Excerpts from a transcription dataset
━━━━━━
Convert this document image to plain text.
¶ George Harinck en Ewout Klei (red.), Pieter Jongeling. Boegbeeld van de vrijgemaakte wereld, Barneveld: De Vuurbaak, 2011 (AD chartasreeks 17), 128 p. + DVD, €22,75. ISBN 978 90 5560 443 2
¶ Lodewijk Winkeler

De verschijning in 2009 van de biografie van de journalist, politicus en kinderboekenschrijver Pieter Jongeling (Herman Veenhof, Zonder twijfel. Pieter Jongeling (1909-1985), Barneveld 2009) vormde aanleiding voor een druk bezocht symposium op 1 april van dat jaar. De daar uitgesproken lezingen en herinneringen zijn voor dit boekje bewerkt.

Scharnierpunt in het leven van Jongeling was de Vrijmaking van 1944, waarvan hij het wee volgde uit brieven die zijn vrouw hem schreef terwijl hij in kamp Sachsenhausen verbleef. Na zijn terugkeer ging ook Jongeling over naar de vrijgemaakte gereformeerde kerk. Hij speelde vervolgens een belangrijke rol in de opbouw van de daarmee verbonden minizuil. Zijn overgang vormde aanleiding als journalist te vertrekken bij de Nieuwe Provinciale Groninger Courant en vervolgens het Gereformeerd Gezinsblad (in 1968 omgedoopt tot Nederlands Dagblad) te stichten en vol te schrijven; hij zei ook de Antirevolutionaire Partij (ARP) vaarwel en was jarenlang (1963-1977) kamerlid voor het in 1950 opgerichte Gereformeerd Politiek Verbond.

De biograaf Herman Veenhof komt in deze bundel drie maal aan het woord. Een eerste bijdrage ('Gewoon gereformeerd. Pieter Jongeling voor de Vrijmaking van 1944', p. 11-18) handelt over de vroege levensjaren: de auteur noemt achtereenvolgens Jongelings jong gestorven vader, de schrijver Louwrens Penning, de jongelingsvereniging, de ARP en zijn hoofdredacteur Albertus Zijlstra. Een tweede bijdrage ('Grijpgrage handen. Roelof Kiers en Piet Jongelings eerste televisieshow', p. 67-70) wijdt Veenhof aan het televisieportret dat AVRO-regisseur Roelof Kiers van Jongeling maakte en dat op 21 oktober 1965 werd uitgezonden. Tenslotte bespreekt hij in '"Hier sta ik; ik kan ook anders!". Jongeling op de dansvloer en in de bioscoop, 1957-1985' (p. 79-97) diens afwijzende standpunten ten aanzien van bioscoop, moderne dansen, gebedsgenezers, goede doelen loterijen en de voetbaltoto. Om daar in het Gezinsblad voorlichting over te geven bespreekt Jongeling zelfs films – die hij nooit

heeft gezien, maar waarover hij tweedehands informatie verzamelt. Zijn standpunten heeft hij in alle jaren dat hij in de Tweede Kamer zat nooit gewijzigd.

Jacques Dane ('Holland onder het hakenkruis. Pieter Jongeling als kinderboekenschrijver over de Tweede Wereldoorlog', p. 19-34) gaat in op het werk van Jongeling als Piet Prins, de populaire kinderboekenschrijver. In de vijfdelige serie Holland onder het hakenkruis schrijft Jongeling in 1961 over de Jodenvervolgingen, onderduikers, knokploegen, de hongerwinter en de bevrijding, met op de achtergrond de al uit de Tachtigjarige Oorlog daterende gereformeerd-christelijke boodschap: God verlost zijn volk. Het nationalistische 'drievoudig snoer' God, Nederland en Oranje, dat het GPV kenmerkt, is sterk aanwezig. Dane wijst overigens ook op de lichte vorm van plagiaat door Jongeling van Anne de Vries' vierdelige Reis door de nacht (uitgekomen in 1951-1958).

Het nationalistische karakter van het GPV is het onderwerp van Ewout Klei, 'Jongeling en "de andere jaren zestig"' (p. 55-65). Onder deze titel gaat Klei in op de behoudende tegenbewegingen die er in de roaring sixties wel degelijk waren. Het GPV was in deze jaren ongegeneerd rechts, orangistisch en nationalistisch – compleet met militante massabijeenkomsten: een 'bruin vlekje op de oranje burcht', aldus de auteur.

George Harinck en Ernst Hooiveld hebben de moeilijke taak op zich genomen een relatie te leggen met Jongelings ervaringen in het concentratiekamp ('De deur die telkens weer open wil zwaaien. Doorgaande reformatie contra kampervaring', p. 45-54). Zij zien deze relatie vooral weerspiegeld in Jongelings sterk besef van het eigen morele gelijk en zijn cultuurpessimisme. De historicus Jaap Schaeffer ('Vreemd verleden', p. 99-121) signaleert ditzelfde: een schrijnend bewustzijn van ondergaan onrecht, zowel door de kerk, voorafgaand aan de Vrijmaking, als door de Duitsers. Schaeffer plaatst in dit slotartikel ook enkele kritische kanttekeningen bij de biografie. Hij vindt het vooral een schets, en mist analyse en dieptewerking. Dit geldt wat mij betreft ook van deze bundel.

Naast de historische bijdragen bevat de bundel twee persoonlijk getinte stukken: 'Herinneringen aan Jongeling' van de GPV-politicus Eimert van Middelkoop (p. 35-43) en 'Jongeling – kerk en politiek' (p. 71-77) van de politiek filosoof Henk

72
━━━━━━
Scan the data above and copy every line with "Klei" in it.

_Response for this exercise_
¶ George Harinck en Ewout Klei (red.), Pieter Jongeling. Boegbeeld van de vrijgemaakte wereld, Barneveld: De Vuurbaak, 2011 (AD chartasreeks 17), 128 p. + DVD, €22,75. ISBN 978 90 5560 443 2
Het nationalistische karakter van het GPV is het onderwerp van Ewout Klei, 'Jongeling en "de andere jaren zestig"' (p. 55-65). Onder deze titel gaat Klei in op de behoudende tegenbewegingen die er in de roaring sixties wel degelijk waren. Het GPV was in deze jaren ongegeneerd rechts, orangistisch en nationalistisch – compleet met militante massabijeenkomsten: een 'bruin vlekje op de oranje burcht', aldus de auteur.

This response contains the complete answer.